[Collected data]
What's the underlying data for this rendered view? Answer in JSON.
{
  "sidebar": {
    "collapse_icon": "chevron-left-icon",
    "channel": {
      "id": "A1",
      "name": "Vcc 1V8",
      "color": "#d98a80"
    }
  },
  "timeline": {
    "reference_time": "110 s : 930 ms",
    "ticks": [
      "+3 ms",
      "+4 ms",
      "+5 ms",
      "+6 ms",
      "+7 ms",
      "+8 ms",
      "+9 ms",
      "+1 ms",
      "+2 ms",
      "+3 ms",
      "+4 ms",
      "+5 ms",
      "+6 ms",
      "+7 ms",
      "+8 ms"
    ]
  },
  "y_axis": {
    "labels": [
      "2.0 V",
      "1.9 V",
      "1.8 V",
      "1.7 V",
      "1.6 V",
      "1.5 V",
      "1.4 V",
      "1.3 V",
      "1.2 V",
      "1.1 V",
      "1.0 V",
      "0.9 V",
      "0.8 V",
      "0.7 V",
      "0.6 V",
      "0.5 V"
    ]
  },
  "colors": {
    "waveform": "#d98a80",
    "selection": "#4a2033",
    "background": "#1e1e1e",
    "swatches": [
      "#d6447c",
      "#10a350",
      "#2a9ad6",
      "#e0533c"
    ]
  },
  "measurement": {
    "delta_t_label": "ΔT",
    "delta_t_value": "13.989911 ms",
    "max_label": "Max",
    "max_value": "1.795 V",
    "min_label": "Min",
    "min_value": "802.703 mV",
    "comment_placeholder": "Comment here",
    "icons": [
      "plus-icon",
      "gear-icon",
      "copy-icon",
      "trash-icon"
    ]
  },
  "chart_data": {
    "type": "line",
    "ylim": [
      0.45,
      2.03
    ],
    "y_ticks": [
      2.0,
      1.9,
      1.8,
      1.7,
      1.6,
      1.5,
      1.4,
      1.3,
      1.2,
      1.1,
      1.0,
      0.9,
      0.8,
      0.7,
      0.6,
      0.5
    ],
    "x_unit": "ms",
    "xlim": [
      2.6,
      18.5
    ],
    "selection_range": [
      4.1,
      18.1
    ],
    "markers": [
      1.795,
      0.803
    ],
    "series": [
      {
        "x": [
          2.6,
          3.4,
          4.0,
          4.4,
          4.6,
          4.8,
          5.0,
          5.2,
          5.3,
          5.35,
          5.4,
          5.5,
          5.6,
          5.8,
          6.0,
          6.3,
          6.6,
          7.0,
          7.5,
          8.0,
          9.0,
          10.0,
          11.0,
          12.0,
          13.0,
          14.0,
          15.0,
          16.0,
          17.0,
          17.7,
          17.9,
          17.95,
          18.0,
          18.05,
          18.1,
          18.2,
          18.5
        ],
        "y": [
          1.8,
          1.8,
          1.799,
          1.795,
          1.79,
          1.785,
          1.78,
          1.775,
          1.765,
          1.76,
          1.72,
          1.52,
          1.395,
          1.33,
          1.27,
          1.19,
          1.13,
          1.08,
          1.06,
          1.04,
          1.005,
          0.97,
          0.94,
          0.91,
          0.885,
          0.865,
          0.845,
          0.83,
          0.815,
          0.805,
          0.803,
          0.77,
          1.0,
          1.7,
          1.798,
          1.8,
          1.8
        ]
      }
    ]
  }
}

* **WHAT TO DO**
The lines above should be duplicated exactly.

* **RESPONSE TO THIS EXERCISE**
What's the underlying data for this rendered view? Answer in JSON.
{
  "sidebar": {
    "collapse_icon": "chevron-left-icon",
    "channel": {
      "id": "A1",
      "name": "Vcc 1V8",
      "color": "#d98a80"
    }
  },
  "timeline": {
    "reference_time": "110 s : 930 ms",
    "ticks": [
      "+3 ms",
      "+4 ms",
      "+5 ms",
      "+6 ms",
      "+7 ms",
      "+8 ms",
      "+9 ms",
      "+1 ms",
      "+2 ms",
      "+3 ms",
      "+4 ms",
      "+5 ms",
      "+6 ms",
      "+7 ms",
      "+8 ms"
    ]
  },
  "y_axis": {
    "labels": [
      "2.0 V",
      "1.9 V",
      "1.8 V",
      "1.7 V",
      "1.6 V",
      "1.5 V",
      "1.4 V",
      "1.3 V",
      "1.2 V",
      "1.1 V",
      "1.0 V",
      "0.9 V",
      "0.8 V",
      "0.7 V",
      "0.6 V",
      "0.5 V"
    ]
  },
  "colors": {
    "waveform": "#d98a80",
    "selection": "#4a2033",
    "background": "#1e1e1e",
    "swatches": [
      "#d6447c",
      "#10a350",
      "#2a9ad6",
      "#e0533c"
    ]
  },
  "measurement": {
    "delta_t_label": "ΔT",
    "delta_t_value": "13.989911 ms",
    "max_label": "Max",
    "max_value": "1.795 V",
    "min_label": "Min",
    "min_value": "802.703 mV",
    "comment_placeholder": "Comment here",
    "icons": [
      "plus-icon",
      "gear-icon",
      "copy-icon",
      "trash-icon"
    ]
  },
  "chart_data": {
    "type": "line",
    "ylim": [
      0.45,
      2.03
    ],
    "y_ticks": [
      2.0,
      1.9,
      1.8,
      1.7,
      1.6,
      1.5,
      1.4,
      1.3,
      1.2,
      1.1,
      1.0,
      0.9,
      0.8,
      0.7,
      0.6,
      0.5
    ],
    "x_unit": "ms",
    "xlim": [
      2.6,
      18.5
    ],
    "selection_range": [
      4.1,
      18.1
    ],
    "markers": [
      1.795,
      0.803
    ],
    "series": [
      {
        "x": [
          2.6,
          3.4,
          4.0,
          4.4,
          4.6,
          4.8,
          5.0,
          5.2,
          5.3,
          5.35,
          5.4,
          5.5,
          5.6,
          5.8,
          6.0,
          6.3,
          6.6,
          7.0,
          7.5,
          8.0,
          9.0,
          10.0,
          11.0,
          12.0,
          13.0,
          14.0,
          15.0,
          16.0,
          17.0,
          17.7,
          17.9,
          17.95,
          18.0,
          18.05,
          18.1,
          18.2,
          18.5
        ],
        "y": [
          1.8,
          1.8,
          1.799,
          1.795,
          1.79,
          1.785,
          1.78,
          1.775,
          1.765,
          1.76,
          1.72,
          1.52,
          1.395,
          1.33,
          1.27,
          1.19,
          1.13,
          1.08,
          1.06,
          1.04,
          1.005,
          0.97,
          0.94,
          0.91,
          0.885,
          0.865,
          0.845,
          0.83,
          0.815,
          0.805,
          0.803,
          0.77,
          1.0,
          1.7,
          1.798,
          1.8,
          1.8
        ]
      }
    ]
  }
}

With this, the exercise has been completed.